[Stored data entries]
+===+

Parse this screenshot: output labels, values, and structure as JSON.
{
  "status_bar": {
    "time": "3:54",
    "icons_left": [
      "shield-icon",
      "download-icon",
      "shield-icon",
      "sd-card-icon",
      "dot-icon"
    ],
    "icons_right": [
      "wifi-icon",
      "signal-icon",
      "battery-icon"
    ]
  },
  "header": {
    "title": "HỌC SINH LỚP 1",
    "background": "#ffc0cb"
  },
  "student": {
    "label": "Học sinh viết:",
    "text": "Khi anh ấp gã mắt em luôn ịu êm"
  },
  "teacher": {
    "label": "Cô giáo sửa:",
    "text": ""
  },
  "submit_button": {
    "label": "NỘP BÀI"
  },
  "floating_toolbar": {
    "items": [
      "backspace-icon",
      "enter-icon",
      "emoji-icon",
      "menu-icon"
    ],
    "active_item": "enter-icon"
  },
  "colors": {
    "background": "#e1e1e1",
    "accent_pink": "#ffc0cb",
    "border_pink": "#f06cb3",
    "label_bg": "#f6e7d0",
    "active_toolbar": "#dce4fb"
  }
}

+===+

◆ Prompt:
Type out all of the material again, word for word.

◆ Solution for this problem:
Parse this screenshot: output labels, values, and structure as JSON.
{
  "status_bar": {
    "time": "3:54",
    "icons_left": [
      "shield-icon",
      "download-icon",
      "shield-icon",
      "sd-card-icon",
      "dot-icon"
    ],
    "icons_right": [
      "wifi-icon",
      "signal-icon",
      "battery-icon"
    ]
  },
  "header": {
    "title": "HỌC SINH LỚP 1",
    "background": "#ffc0cb"
  },
  "student": {
    "label": "Học sinh viết:",
    "text": "Khi anh ấp gã mắt em luôn ịu êm"
  },
  "teacher": {
    "label": "Cô giáo sửa:",
    "text": ""
  },
  "submit_button": {
    "label": "NỘP BÀI"
  },
  "floating_toolbar": {
    "items": [
      "backspace-icon",
      "enter-icon",
      "emoji-icon",
      "menu-icon"
    ],
    "active_item": "enter-icon"
  },
  "colors": {
    "background": "#e1e1e1",
    "accent_pink": "#ffc0cb",
    "border_pink": "#f06cb3",
    "label_bg": "#f6e7d0",
    "active_toolbar": "#dce4fb"
  }
}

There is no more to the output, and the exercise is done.